● Kutipan teks
--------------------

Oleh Muhammad Rohani
M ABDULLAH BADRI di rubrik ini (24/4) menulis urgensi kewiraswastaan bagi lulusan perguruan tinggi dalam konteks kehidupan sosial dan perekonomian masyarakat. Kemenyempitan lapangan kerja serta pertambahan angkatan kerja setiap tahun mengakibatkan peningkatan angka pengangguran di Indonesia. Pendidikan dan praktik wiraswasta merupakan keniscayaan untuk mengatasi pengangguran.
Memang benar kita memerlukan banyak wiraswasta sebagai penyedia lapangan kerja bagi sekian puluh juta angkatan kerja yang menganggur. Saat ini, Indonesia hanya memiliki pengusaha kurang dari 1% dari keseluruhan penduduk. Padahal, sebuah negara dapat mencapai kemakmuran bila memiliki pengusaha paling tidak 2,5 % dari jumlah penduduk. Begitu pendapat para praktisi.
Kewiraswastaan bukan hanya akan menyerap tenaga kerja, melainkan juga meningkatkan perekonomian Indonesia. Pada gilirannya kemakmuran material tentu tercapai. Maka tak mengherankan, sekarang banyak pelatihan dan seminar kewiraswastaan diadakan untuk mahasiswa dan masyarakat umum.
Tak ketinggalan pula orang-orang yang peduli pada bidang itu mendirikan lembaga setingkat perguruan tinggi atau lembaga pendidikan dan pelatihan (LPK) yang fokus mendalami kewiraswastaan. Tujuan mereka satu: menciptakan pengusaha muda yang diharapkan jadi tonggak kemajuan perekonomian saat ini dan pada masa datang.
Masuk Kurikulum Spirit seperti itu perlu mendapat sambutan dan perhatian serius. Generasi muda kita memang perlu dibekali pendidikan kewiraswataan sejak dini. Materi kewiraswastaan selayaknya dimasukkan dalam kurikulum pendidikan. Jadi peserta didik mempunyai mental tangguh, tidak mudah menyerah, kreatif, inovatif, dan memiliki tanggung jawab sosial tinggi.
Akan tetapi, selain diberi pendidikan dan pelatihan teknik berwiraswasta, hendaknya mereka juga dibekali filosofi, nilai-nilai moral, serta etika berbisnis. Peserta didik hendaknya diberi pemahaman bahwa kegiatan berwiraswasta hakikatnya bukan hanya untuk kemakmuran diri sendiri, melainkan juga untuk kesejahteraan masyarakat secara umum. Selain itu, nilai-nilai kejujuran, menjaga kepercayaan, dan pemahaman utuh atas nilai kemanusiaan dan lingkungan juga harus diberikan bersama materi teknis kewiraswastaan.
Pemahaman bersifat mendasar itu mutlak agar para calon pengusaha kelak dapat berbisnis secara benar, jujur, dan memberikan kontribusi ke masyarakat secara semestinya. Itu sangat perlu, mengingat selama ini banyak pengusaha hanya pintar secara teknis dalam pengelolaan perusahaan, tetapi sangat memprihatinkan dalam nilai-nilai moral dan etika.

--------------------

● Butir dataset
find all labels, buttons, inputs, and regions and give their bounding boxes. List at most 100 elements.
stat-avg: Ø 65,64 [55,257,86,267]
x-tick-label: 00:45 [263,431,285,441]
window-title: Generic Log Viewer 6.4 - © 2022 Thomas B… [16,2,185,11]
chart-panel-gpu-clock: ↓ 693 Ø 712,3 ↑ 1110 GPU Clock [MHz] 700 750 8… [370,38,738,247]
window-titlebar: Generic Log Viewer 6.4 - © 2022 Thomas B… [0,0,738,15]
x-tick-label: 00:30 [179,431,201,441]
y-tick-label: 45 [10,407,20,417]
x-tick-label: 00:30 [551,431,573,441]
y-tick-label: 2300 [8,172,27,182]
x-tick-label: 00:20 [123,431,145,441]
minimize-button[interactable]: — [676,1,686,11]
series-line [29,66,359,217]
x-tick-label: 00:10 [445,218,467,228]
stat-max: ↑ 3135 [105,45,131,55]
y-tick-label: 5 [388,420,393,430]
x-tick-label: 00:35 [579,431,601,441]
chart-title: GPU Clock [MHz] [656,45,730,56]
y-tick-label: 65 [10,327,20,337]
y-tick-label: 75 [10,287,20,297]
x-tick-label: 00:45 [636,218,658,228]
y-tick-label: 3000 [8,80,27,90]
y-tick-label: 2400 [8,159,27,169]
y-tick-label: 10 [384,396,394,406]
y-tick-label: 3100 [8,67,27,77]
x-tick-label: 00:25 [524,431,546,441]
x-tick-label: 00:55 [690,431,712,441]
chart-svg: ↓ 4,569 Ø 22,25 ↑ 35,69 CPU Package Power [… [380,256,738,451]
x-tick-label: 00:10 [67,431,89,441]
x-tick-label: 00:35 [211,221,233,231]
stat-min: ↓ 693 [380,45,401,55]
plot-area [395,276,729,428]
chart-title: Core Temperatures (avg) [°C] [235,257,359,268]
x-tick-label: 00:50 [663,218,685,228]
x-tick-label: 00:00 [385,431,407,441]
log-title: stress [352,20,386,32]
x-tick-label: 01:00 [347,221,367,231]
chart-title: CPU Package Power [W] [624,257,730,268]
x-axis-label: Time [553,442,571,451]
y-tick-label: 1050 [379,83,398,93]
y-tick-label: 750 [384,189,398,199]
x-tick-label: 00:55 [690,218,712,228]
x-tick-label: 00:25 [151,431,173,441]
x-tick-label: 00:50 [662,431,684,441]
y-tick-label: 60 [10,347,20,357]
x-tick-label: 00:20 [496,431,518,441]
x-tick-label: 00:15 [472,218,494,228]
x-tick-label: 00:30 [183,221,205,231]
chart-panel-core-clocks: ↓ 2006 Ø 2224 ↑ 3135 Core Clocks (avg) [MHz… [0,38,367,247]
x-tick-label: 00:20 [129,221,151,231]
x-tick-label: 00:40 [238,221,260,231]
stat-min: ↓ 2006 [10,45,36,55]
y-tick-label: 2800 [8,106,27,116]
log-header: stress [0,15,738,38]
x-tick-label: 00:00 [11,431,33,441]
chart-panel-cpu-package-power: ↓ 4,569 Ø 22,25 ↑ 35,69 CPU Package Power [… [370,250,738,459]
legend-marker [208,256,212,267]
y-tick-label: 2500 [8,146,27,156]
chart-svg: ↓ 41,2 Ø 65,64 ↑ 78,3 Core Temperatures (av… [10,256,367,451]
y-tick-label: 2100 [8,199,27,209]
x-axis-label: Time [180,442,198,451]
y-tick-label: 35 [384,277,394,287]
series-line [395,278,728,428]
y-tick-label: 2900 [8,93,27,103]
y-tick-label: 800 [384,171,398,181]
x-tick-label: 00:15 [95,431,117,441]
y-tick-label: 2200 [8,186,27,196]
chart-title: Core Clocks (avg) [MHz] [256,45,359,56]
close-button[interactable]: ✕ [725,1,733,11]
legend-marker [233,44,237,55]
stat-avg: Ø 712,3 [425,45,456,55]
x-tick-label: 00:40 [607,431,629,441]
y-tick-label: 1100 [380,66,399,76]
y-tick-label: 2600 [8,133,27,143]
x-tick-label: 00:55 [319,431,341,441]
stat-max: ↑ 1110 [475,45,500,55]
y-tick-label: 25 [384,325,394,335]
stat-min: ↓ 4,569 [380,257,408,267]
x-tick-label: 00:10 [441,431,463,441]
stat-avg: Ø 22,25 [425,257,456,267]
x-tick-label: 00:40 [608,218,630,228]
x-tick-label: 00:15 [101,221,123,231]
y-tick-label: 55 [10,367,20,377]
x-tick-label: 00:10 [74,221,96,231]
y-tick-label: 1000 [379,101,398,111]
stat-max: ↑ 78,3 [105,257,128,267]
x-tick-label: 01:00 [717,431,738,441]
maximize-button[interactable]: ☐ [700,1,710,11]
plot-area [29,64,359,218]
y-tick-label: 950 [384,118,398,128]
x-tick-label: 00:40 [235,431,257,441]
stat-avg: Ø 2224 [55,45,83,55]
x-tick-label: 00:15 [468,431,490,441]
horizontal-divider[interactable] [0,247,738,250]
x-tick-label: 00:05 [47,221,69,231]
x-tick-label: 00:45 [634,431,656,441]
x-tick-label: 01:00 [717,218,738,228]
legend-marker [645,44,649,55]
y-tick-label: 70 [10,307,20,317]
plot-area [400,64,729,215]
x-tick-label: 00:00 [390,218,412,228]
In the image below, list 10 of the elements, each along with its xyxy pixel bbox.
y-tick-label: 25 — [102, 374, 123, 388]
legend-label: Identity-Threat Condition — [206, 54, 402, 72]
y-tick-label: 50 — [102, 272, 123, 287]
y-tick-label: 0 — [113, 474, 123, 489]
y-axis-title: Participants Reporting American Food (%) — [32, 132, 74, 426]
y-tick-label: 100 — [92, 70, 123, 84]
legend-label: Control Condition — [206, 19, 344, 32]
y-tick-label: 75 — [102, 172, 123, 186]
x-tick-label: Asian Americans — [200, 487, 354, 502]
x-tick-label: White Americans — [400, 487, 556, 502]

--------------------

● Tujuan 1
Menurut kutipan teks, berapa persen pengusaha dari jumlah penduduk yang harus dimiliki sebuah negara agar dapat mencapai kemakmuran?
● Tujuan 2
Ulangi baris-baris catatan tanpa mengubah apa pun, mulai dari baris pertama catatan sampai baris yang memuat "y-tick-label: 3100 [8,67,27,77]", dengan kedua baris batas itu ikut disertakan.

● Jawaban 1
Paling tidak 2,5% dari jumlah penduduk.

● Jawaban 2
find all labels, buttons, inputs, and regions and give their bounding boxes. List at most 100 elements.
stat-avg: Ø 65,64 [55,257,86,267]
x-tick-label: 00:45 [263,431,285,441]
window-title: Generic Log Viewer 6.4 - © 2022 Thomas B… [16,2,185,11]
chart-panel-gpu-clock: ↓ 693 Ø 712,3 ↑ 1110 GPU Clock [MHz] 700 750 8… [370,38,738,247]
window-titlebar: Generic Log Viewer 6.4 - © 2022 Thomas B… [0,0,738,15]
x-tick-label: 00:30 [179,431,201,441]
y-tick-label: 45 [10,407,20,417]
x-tick-label: 00:30 [551,431,573,441]
y-tick-label: 2300 [8,172,27,182]
x-tick-label: 00:20 [123,431,145,441]
minimize-button[interactable]: — [676,1,686,11]
series-line [29,66,359,217]
x-tick-label: 00:10 [445,218,467,228]
stat-max: ↑ 3135 [105,45,131,55]
y-tick-label: 5 [388,420,393,430]
x-tick-label: 00:35 [579,431,601,441]
chart-title: GPU Clock [MHz] [656,45,730,56]
y-tick-label: 65 [10,327,20,337]
y-tick-label: 75 [10,287,20,297]
x-tick-label: 00:45 [636,218,658,228]
y-tick-label: 3000 [8,80,27,90]
y-tick-label: 2400 [8,159,27,169]
y-tick-label: 10 [384,396,394,406]
y-tick-label: 3100 [8,67,27,77]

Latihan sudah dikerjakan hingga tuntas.